Stored data
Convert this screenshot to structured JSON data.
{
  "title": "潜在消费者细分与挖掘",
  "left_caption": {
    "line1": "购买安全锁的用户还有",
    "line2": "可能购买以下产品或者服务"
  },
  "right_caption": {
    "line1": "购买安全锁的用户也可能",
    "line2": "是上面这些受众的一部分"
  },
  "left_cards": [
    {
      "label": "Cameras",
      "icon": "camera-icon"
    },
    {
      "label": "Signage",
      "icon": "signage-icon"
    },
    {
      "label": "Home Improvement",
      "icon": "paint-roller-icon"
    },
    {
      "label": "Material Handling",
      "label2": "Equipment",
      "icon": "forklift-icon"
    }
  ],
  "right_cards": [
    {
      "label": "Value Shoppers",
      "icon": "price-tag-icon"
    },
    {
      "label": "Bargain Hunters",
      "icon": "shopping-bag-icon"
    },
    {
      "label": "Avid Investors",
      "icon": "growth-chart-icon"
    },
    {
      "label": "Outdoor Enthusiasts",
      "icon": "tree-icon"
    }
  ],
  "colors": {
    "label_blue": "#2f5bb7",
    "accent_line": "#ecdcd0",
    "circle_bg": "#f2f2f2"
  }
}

◆ Exercise prompt ◆
Everything in the listing above should be restated exactly.

◆ Answer to the task ◆
Convert this screenshot to structured JSON data.
{
  "title": "潜在消费者细分与挖掘",
  "left_caption": {
    "line1": "购买安全锁的用户还有",
    "line2": "可能购买以下产品或者服务"
  },
  "right_caption": {
    "line1": "购买安全锁的用户也可能",
    "line2": "是上面这些受众的一部分"
  },
  "left_cards": [
    {
      "label": "Cameras",
      "icon": "camera-icon"
    },
    {
      "label": "Signage",
      "icon": "signage-icon"
    },
    {
      "label": "Home Improvement",
      "icon": "paint-roller-icon"
    },
    {
      "label": "Material Handling",
      "label2": "Equipment",
      "icon": "forklift-icon"
    }
  ],
  "right_cards": [
    {
      "label": "Value Shoppers",
      "icon": "price-tag-icon"
    },
    {
      "label": "Bargain Hunters",
      "icon": "shopping-bag-icon"
    },
    {
      "label": "Avid Investors",
      "icon": "growth-chart-icon"
    },
    {
      "label": "Outdoor Enthusiasts",
      "icon": "tree-icon"
    }
  ],
  "colors": {
    "label_blue": "#2f5bb7",
    "accent_line": "#ecdcd0",
    "circle_bg": "#f2f2f2"
  }
}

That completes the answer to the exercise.